Count every line of the material that holds the string "person". Respond with the total only.
START SUPPLIED INFORMATION
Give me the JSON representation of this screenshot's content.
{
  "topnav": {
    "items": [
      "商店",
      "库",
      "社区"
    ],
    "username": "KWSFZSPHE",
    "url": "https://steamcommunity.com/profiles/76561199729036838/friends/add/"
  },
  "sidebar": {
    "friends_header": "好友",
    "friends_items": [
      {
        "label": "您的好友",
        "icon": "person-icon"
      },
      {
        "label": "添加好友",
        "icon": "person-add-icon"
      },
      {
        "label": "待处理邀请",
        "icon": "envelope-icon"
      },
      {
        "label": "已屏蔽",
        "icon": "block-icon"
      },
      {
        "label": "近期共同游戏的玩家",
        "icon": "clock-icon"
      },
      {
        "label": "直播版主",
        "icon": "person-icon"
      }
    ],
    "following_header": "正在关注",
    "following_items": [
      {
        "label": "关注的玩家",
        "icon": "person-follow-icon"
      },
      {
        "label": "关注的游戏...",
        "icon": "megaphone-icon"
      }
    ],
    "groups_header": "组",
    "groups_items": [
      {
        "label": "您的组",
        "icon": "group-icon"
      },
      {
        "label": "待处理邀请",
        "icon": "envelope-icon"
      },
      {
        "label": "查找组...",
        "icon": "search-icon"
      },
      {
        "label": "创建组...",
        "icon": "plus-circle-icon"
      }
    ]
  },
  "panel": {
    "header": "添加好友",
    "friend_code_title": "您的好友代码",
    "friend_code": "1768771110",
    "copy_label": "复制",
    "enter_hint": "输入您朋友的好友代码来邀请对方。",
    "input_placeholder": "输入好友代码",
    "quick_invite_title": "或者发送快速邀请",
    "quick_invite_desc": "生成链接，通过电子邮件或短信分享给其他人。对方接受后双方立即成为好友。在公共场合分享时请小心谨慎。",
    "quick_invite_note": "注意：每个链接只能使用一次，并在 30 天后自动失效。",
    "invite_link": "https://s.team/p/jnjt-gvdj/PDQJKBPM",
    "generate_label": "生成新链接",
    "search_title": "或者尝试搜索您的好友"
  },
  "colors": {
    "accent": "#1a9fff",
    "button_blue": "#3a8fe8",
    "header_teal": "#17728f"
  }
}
END SUPPLIED INFORMATION
> [FULL ANSWER]:
4